> [本文]
気温が上がるにつれて野菜が大きく成長し、収穫の時期を迎えています。ぐずついた天気の日も多くなりつつあり、早くも梅雨入りの兆しが感じられるようになってきました。また、例年より遅れているとはいえ夏鳥たちが徐々に数を増やし、爽やかなさえずりを響かせています。

 農耕地と接する里山の春の主役といえばキジ。ド派手で大きな体、長い尾羽、響く声。どれをとっても注目度ナンバー1です。今年も、そんなキジの姿をよく目にする季節がやってきました。

■日本の国鳥であるキジ

真っ赤な顔。紫の首。そして複雑な色彩をした背中の羽。繁殖期のキジのオスの美しさには、思わずため息が漏れてしまいます

 キジは、オスが80cm、メスが60cmにもなる大型の野鳥です。長い尾をもち、オスは、繁殖期には特に全身が色鮮やかになります。

 キジといえば、桃太郎の家来として鬼退治に行ったことでも有名です。桃太郎伝説は諸説ありますが、岡山県発祥という説が有力です。キジは岡山県の県鳥にも指定されていて、今年から悲願のJ1昇格を果たしたファジアーノ岡山のキャラクターにもなっています。そもそもファジアーノとは、イタリア語でキジのこと。岡山の県鳥だけでなく国鳥にも指定されていて、日本を代表する野鳥として、多くの人々から親しまれる存在となっています。

■力強いなわばり宣言

キジが大好きな里山の環境です。農耕地とその背後に隠れ家となる森があります
軽トラックの近くに現れたキジのオス。日頃からこのような環境に慣れているのか、あまり動じる気配はありませんでした

 キジは、草原や明るい農耕地のような場所を好んで生息しています。私が訪れた場所も、背後に里山があり、キジが自由に行き来できる環境でした。個体数も多いようで、あちらこちらからキジの鳴く声が聞こえてきました。

保存された項目
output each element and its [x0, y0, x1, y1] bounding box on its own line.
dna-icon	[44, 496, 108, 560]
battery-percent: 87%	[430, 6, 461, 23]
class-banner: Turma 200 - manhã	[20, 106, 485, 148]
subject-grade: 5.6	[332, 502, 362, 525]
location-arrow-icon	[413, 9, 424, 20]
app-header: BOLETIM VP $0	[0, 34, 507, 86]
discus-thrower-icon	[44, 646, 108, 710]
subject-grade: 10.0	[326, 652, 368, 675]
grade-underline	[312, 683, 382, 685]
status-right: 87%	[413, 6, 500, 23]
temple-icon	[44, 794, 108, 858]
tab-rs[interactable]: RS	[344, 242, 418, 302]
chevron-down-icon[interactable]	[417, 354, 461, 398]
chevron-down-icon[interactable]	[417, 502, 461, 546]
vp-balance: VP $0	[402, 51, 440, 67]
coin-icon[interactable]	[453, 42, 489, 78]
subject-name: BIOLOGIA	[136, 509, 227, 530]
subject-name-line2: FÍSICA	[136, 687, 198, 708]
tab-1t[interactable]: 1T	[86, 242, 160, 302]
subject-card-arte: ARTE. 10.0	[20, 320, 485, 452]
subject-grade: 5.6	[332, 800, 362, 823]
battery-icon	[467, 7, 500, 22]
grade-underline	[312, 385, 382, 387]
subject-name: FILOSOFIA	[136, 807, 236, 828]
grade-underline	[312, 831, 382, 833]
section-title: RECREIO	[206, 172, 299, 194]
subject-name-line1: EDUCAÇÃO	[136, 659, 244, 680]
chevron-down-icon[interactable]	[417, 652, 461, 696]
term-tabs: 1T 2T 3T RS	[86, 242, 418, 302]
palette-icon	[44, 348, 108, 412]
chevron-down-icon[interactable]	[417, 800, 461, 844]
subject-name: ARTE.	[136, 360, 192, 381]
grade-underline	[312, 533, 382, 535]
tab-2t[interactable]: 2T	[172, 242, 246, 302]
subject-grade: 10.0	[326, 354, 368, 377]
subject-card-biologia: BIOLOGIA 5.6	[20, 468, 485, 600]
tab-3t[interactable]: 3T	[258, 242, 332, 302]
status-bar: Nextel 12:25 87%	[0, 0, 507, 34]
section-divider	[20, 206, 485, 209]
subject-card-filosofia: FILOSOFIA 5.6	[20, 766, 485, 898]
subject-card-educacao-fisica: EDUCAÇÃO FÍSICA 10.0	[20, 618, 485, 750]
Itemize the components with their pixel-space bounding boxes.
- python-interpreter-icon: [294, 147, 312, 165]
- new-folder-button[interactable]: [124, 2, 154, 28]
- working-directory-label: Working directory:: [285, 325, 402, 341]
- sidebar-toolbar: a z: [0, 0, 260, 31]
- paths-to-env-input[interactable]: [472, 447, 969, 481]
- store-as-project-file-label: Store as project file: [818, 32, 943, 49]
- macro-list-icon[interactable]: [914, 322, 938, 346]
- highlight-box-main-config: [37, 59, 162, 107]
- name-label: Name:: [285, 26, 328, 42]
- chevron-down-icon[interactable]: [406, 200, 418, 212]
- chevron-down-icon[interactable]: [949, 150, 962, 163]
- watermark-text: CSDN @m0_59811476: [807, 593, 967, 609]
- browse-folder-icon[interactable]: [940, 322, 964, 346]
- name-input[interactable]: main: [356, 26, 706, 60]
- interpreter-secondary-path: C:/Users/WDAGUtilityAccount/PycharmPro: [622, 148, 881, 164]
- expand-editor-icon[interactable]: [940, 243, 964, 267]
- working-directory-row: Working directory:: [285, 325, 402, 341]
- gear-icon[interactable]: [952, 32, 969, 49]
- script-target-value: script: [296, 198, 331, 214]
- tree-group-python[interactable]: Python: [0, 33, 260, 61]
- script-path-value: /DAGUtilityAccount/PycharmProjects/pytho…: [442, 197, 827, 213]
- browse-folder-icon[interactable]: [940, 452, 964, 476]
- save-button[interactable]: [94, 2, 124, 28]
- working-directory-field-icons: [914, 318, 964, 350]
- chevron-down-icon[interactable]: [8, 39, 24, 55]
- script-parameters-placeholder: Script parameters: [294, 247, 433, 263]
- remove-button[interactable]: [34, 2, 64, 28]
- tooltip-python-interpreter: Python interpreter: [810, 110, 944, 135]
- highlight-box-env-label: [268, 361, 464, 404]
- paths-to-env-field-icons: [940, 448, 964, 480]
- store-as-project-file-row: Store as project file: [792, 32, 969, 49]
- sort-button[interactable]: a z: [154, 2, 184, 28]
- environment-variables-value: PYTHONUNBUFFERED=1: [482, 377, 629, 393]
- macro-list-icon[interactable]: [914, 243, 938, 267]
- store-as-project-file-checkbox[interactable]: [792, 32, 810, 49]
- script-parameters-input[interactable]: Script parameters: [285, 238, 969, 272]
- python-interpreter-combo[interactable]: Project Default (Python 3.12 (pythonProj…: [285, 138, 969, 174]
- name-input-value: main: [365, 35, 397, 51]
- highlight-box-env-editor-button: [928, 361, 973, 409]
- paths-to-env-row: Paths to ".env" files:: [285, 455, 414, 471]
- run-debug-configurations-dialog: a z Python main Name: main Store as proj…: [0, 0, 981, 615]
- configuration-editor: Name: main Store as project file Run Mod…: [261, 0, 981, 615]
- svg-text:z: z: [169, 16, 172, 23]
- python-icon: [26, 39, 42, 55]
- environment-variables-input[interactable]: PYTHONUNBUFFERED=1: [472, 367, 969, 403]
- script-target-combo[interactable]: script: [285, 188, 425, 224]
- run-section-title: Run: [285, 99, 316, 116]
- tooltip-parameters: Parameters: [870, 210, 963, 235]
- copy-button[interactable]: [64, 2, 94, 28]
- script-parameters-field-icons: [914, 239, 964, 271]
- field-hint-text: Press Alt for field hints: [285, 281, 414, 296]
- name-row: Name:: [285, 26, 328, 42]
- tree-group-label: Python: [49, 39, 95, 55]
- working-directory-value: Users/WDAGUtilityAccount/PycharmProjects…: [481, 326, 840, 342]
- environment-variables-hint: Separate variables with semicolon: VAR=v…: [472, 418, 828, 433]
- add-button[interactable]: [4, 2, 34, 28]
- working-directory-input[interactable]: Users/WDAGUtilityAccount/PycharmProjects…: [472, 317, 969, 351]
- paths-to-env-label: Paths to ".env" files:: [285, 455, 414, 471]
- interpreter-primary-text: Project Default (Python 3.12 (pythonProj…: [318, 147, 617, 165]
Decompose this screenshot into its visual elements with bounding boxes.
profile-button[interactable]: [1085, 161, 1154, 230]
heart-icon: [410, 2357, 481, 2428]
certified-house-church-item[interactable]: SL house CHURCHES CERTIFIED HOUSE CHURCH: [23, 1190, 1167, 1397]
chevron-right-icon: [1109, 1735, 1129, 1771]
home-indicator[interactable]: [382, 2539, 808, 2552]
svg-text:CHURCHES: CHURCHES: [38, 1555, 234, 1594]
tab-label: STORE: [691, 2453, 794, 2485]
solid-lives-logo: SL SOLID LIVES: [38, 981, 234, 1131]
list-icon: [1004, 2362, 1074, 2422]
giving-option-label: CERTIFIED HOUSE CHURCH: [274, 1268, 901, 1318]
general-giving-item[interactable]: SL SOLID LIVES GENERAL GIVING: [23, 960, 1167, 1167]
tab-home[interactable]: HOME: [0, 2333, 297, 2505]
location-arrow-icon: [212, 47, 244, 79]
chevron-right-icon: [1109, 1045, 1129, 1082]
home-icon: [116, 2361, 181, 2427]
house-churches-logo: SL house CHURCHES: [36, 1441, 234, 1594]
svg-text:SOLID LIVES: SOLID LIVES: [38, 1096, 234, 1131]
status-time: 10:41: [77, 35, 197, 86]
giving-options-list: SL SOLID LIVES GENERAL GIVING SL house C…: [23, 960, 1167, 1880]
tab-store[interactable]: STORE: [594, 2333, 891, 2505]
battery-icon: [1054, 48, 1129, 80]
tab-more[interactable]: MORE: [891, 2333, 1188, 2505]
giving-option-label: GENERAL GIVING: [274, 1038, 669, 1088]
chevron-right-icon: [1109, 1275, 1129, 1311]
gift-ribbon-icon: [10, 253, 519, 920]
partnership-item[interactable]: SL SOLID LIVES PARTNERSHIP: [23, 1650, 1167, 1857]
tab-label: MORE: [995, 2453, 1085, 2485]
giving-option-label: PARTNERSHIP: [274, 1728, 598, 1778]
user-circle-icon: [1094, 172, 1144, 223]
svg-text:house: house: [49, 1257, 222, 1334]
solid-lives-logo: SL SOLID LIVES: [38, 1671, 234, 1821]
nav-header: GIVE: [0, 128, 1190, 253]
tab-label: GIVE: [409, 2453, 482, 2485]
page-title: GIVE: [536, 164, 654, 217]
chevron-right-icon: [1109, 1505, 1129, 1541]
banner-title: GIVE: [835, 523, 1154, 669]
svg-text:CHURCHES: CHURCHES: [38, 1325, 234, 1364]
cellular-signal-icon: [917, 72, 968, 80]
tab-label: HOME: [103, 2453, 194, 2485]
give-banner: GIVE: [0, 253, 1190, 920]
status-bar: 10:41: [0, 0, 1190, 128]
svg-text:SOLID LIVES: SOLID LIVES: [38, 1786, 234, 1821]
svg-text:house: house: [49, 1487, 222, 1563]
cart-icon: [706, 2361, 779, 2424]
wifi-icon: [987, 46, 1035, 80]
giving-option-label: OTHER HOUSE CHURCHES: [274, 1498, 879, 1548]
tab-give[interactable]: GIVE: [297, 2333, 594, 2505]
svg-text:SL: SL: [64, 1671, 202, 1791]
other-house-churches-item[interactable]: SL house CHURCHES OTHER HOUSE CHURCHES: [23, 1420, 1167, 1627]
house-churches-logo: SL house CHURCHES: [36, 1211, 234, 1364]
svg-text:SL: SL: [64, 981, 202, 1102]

> [やること 1] 本文で、キジが注目を集める点として挙げられているものをすべて書き出してください。
> [やること 2] 本文によると、キジのオスとメスはそれぞれ何cmにもなりますか。

> [答え 1] ド派手で大きな体、長い尾羽、響く声

> [答え 2] オスは80cm、メスは60cmにもなります。